• What needs to be done:
Find the string "this" in the data, then copy every line where it is found.

• Given records:
■ ■ ■

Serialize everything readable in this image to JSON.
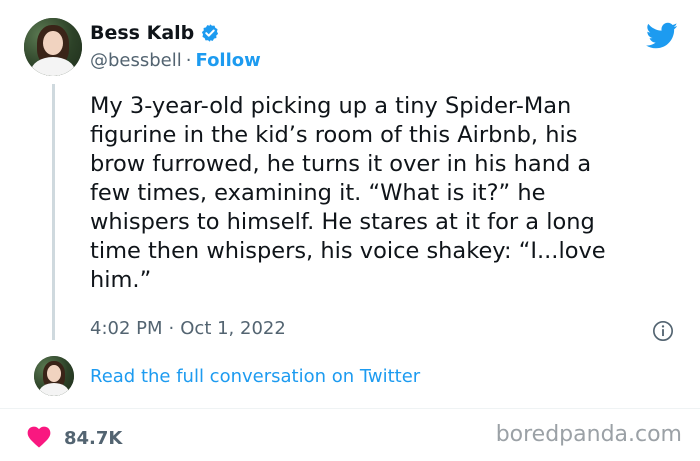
{
  "author": {
    "name": "Bess Kalb",
    "handle": "@bessbell",
    "separator": "·",
    "follow_label": "Follow"
  },
  "tweet": {
    "text": "My 3-year-old picking up a tiny Spider-Man\nfigurine in the kid’s room of this Airbnb, his\nbrow furrowed, he turns it over in his hand a\nfew times, examining it. “What is it?” he\nwhispers to himself. He stares at it for a long\ntime then whispers, his voice shakey: “I...love\nhim.”",
    "time": "4:02 PM",
    "separator": "·",
    "date": "Oct 1, 2022"
  },
  "conversation_link": "Read the full conversation on Twitter",
  "engagement": {
    "likes": "84.7K"
  },
  "watermark": "boredpanda.com",
  "colors": {
    "accent": "#1d9bf0",
    "heart": "#f91880",
    "muted": "#536471"
  },
  "icons": [
    "verified-badge-icon",
    "twitter-bird-icon",
    "info-icon",
    "heart-icon"
  ]
}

■ ■ ■

• Full output:
Serialize everything readable in this image to JSON.
    "text": "My 3-year-old picking up a tiny Spider-Man\nfigurine in the kid’s room of this Airbnb, his\nbrow furrowed, he turns it over in his hand a\nfew times, examining it. “What is it?” he\nwhispers to himself. He stares at it for a long\ntime then whispers, his voice shakey: “I...love\nhim.”",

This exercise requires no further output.